# Problem to work on:
Below are the records. List every line holding the word "this".

(Dataset records)

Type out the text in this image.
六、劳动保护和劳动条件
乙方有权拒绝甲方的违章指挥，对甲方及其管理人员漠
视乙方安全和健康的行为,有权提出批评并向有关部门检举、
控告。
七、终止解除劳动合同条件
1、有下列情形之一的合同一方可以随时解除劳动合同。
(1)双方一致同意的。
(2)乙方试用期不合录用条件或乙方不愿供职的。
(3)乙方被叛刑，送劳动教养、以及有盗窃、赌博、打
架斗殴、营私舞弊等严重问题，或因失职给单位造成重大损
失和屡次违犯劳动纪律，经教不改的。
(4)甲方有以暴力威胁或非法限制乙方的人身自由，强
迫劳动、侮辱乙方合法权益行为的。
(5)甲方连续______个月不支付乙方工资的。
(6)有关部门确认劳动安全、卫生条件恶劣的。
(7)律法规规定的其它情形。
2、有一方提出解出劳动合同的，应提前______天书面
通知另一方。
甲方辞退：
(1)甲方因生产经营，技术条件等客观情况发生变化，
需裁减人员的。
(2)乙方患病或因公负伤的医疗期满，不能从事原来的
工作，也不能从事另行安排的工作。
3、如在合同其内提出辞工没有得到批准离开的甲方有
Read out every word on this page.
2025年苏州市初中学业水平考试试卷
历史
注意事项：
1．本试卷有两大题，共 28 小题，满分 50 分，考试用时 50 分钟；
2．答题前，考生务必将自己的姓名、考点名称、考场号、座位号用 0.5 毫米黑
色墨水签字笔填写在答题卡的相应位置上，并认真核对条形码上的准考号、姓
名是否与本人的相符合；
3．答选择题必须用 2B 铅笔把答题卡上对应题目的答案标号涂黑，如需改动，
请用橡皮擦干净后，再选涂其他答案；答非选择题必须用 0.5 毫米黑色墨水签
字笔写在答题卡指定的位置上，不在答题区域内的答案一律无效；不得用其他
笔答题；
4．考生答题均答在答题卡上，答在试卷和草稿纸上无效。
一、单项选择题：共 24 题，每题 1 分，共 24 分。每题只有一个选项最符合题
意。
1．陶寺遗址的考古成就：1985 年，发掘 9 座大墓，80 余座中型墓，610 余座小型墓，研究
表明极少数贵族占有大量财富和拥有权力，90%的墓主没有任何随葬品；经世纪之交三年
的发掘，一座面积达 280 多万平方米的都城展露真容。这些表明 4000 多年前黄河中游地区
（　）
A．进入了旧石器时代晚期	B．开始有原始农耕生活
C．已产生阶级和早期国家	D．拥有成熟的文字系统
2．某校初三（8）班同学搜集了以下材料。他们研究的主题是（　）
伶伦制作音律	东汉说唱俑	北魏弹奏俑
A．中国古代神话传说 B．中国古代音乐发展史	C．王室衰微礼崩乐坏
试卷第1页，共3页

# Reply:
Type out the text in this image.
Read out every word on this page.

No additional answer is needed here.